Identify the lines that contain the string "περίπτωση" and copy all of them.

+++ Input records +++

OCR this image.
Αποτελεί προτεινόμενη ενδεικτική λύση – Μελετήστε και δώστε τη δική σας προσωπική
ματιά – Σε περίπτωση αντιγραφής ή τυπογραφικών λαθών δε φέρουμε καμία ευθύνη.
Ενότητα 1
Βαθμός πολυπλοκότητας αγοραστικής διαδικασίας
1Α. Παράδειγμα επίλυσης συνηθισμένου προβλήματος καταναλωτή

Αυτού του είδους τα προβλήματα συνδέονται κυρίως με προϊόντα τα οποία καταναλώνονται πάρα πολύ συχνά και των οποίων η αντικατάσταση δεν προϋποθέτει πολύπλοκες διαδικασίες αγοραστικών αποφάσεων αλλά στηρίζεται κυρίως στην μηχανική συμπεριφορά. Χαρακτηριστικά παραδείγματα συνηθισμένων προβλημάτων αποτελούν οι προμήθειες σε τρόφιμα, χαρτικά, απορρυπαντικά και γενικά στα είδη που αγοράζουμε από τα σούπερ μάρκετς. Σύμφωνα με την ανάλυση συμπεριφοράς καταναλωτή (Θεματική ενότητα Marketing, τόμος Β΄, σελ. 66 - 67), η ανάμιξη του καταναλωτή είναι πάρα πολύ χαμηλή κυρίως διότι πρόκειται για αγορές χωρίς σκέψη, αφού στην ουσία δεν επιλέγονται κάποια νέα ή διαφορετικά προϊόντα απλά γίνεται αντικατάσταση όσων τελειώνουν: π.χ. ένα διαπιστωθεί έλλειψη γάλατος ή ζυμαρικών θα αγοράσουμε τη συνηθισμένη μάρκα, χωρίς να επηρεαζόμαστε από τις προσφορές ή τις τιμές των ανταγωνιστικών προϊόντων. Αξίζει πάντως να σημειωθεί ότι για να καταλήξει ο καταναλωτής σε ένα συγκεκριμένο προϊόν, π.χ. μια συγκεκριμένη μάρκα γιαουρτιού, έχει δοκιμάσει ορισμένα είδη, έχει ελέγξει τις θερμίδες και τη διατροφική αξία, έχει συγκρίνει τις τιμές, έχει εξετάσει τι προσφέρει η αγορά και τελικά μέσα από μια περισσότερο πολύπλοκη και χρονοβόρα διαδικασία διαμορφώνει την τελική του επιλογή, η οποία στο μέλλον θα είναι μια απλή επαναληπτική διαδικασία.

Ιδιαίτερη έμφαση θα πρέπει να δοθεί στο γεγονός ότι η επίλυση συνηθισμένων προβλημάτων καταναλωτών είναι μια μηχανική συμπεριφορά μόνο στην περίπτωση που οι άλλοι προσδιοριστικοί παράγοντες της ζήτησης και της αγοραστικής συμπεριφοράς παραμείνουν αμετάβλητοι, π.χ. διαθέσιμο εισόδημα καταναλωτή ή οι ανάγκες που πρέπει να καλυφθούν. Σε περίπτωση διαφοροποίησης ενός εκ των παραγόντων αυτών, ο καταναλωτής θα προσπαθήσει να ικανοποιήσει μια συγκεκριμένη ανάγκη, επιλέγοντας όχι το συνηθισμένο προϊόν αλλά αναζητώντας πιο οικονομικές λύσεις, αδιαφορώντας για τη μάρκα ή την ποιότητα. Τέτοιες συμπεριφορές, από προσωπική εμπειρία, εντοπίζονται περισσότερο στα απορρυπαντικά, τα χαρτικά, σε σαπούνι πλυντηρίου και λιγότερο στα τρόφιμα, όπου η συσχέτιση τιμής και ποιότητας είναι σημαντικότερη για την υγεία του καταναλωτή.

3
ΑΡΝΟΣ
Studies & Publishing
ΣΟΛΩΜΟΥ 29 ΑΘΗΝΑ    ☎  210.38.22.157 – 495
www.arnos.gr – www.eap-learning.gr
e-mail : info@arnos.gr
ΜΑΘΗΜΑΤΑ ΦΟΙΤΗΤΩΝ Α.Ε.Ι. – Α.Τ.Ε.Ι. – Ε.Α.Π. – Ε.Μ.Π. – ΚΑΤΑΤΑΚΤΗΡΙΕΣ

+++
+++ Input records +++

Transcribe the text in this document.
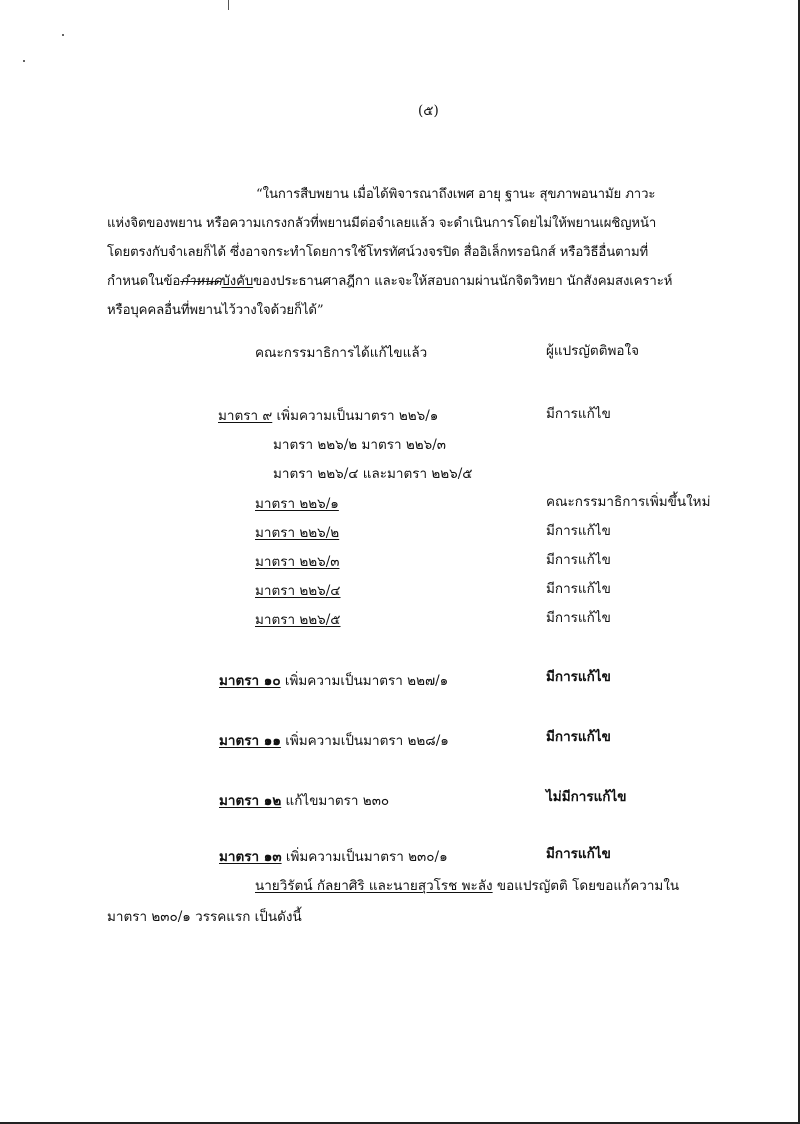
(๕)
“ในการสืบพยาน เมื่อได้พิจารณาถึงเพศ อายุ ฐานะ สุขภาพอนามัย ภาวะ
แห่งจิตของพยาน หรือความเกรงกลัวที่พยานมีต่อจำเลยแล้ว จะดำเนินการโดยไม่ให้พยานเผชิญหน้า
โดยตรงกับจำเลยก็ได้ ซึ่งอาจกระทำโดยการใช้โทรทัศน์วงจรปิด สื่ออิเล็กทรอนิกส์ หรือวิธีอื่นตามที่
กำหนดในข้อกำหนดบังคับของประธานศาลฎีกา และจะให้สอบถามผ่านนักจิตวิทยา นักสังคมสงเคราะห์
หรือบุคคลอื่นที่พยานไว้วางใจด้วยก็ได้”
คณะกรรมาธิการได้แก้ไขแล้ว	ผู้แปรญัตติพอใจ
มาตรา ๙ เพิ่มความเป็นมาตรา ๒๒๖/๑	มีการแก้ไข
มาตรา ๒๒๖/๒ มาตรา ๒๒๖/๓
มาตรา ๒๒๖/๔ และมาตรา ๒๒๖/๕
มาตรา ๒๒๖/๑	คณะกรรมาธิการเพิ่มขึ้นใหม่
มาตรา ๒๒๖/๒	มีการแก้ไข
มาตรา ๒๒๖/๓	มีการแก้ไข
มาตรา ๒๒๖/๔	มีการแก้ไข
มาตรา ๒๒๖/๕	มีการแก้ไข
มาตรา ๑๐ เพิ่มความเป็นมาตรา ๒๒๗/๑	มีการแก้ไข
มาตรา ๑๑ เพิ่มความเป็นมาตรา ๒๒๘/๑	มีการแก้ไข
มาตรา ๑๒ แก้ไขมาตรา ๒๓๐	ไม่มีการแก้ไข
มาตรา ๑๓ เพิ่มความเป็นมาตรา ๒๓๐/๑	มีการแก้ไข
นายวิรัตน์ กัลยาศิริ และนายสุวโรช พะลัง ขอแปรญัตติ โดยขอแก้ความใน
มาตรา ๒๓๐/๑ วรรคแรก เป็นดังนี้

+++
+++ Input records +++

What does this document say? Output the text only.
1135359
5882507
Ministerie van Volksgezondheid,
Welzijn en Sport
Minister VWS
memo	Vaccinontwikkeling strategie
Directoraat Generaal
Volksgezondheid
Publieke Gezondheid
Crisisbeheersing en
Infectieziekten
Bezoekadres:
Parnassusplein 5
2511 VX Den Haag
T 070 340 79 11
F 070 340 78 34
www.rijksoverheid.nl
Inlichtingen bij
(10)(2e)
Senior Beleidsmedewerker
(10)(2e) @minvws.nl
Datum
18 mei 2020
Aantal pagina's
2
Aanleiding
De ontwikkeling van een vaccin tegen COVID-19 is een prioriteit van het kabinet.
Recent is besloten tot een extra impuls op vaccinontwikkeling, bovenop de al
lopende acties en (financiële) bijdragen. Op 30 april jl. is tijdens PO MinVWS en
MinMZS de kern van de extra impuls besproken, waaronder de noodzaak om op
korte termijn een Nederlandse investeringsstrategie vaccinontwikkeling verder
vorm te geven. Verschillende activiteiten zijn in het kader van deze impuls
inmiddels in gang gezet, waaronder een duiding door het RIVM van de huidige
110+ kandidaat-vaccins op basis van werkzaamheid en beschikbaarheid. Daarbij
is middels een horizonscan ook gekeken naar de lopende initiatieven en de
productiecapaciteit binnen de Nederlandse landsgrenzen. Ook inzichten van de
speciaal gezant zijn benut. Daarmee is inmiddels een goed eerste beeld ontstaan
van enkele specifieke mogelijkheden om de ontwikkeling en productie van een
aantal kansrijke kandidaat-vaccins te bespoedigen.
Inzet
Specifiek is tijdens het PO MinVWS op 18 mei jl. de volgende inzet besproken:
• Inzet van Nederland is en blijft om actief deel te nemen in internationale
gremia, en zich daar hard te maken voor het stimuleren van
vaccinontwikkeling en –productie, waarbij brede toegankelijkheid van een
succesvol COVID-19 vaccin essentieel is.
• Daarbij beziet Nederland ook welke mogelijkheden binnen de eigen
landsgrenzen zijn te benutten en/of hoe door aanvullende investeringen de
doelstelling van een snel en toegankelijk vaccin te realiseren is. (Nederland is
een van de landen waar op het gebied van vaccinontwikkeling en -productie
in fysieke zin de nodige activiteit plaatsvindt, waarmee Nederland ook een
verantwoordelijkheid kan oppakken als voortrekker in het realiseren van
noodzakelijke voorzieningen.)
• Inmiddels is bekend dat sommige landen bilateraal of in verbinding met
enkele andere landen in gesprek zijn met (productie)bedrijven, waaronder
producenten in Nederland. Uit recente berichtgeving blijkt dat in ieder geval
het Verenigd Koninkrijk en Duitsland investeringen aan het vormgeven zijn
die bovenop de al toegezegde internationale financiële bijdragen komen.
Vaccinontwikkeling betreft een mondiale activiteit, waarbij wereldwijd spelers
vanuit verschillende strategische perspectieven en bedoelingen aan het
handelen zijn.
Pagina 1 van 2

+++

◆ The reply:
ματιά – Σε περίπτωση αντιγραφής ή τυπογραφικών λαθών δε φέρουμε καμία ευθύνη.
Ιδιαίτερη έμφαση θα πρέπει να δοθεί στο γεγονός ότι η επίλυση συνηθισμένων προβλημάτων καταναλωτών είναι μια μηχανική συμπεριφορά μόνο στην περίπτωση που οι άλλοι προσδιοριστικοί παράγοντες της ζήτησης και της αγοραστικής συμπεριφοράς παραμείνουν αμετάβλητοι, π.χ. διαθέσιμο εισόδημα καταναλωτή ή οι ανάγκες που πρέπει να καλυφθούν. Σε περίπτωση διαφοροποίησης ενός εκ των παραγόντων αυτών, ο καταναλωτής θα προσπαθήσει να ικανοποιήσει μια συγκεκριμένη ανάγκη, επιλέγοντας όχι το συνηθισμένο προϊόν αλλά αναζητώντας πιο οικονομικές λύσεις, αδιαφορώντας για τη μάρκα ή την ποιότητα. Τέτοιες συμπεριφορές, από προσωπική εμπειρία, εντοπίζονται περισσότερο στα απορρυπαντικά, τα χαρτικά, σε σαπούνι πλυντηρίου και λιγότερο στα τρόφιμα, όπου η συσχέτιση τιμής και ποιότητας είναι σημαντικότερη για την υγεία του καταναλωτή.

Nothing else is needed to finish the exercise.